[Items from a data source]
====
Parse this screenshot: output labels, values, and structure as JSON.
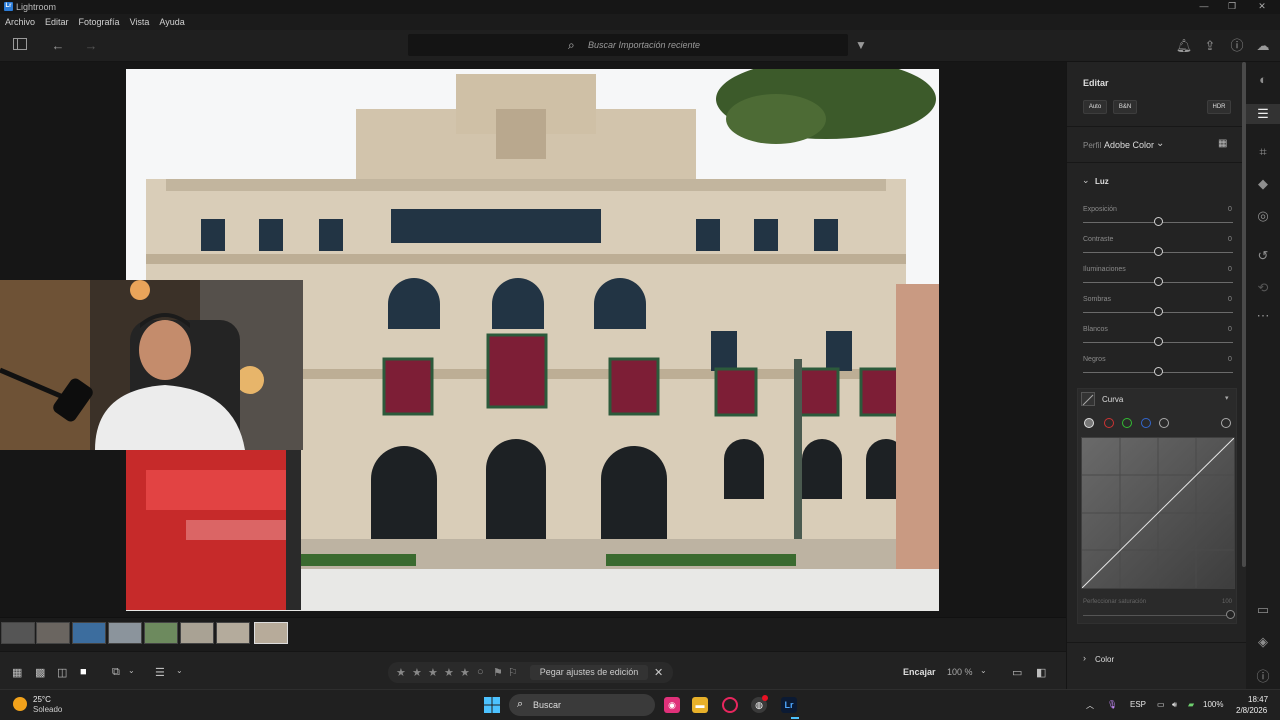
{
  "window": {
    "app_badge": "Lr",
    "title": "Lightroom"
  },
  "menu": [
    "Archivo",
    "Editar",
    "Fotografía",
    "Vista",
    "Ayuda"
  ],
  "search": {
    "placeholder": "Buscar Importación reciente"
  },
  "edit_panel": {
    "title": "Editar",
    "auto_label": "Auto",
    "bw_label": "B&N",
    "hdr_label": "HDR",
    "profile_label": "Perfil",
    "profile_value": "Adobe Color",
    "light_section": "Luz",
    "sliders": [
      {
        "label": "Exposición",
        "value": "0"
      },
      {
        "label": "Contraste",
        "value": "0"
      },
      {
        "label": "Iluminaciones",
        "value": "0"
      },
      {
        "label": "Sombras",
        "value": "0"
      },
      {
        "label": "Blancos",
        "value": "0"
      },
      {
        "label": "Negros",
        "value": "0"
      }
    ],
    "curve_section": "Curva",
    "refine_saturation_label": "Perfeccionar saturación",
    "refine_saturation_value": "100",
    "color_section": "Color"
  },
  "bottom_bar": {
    "paste_label": "Pegar ajustes de edición",
    "fit_label": "Encajar",
    "zoom_label": "100 %"
  },
  "taskbar": {
    "weather_temp": "25°C",
    "weather_desc": "Soleado",
    "search_label": "Buscar",
    "lang": "ESP",
    "battery": "100%",
    "time": "18:47",
    "date": "2/8/2026"
  },
  "colors": {
    "accent": "#2b7bd6",
    "panel_bg": "#232323",
    "viewer_bg": "#161616"
  }
}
====
Problem to work on: Make an exact copy of all the material, but keep the pictures out of it.

Complete response:
Parse this screenshot: output labels, values, and structure as JSON.
{
  "window": {
    "app_badge": "Lr",
    "title": "Lightroom"
  },
  "menu": [
    "Archivo",
    "Editar",
    "Fotografía",
    "Vista",
    "Ayuda"
  ],
  "search": {
    "placeholder": "Buscar Importación reciente"
  },
  "edit_panel": {
    "title": "Editar",
    "auto_label": "Auto",
    "bw_label": "B&N",
    "hdr_label": "HDR",
    "profile_label": "Perfil",
    "profile_value": "Adobe Color",
    "light_section": "Luz",
    "sliders": [
      {
        "label": "Exposición",
        "value": "0"
      },
      {
        "label": "Contraste",
        "value": "0"
      },
      {
        "label": "Iluminaciones",
        "value": "0"
      },
      {
        "label": "Sombras",
        "value": "0"
      },
      {
        "label": "Blancos",
        "value": "0"
      },
      {
        "label": "Negros",
        "value": "0"
      }
    ],
    "curve_section": "Curva",
    "refine_saturation_label": "Perfeccionar saturación",
    "refine_saturation_value": "100",
    "color_section": "Color"
  },
  "bottom_bar": {
    "paste_label": "Pegar ajustes de edición",
    "fit_label": "Encajar",
    "zoom_label": "100 %"
  },
  "taskbar": {
    "weather_temp": "25°C",
    "weather_desc": "Soleado",
    "search_label": "Buscar",
    "lang": "ESP",
    "battery": "100%",
    "time": "18:47",
    "date": "2/8/2026"
  },
  "colors": {
    "accent": "#2b7bd6",
    "panel_bg": "#232323",
    "viewer_bg": "#161616"
  }
}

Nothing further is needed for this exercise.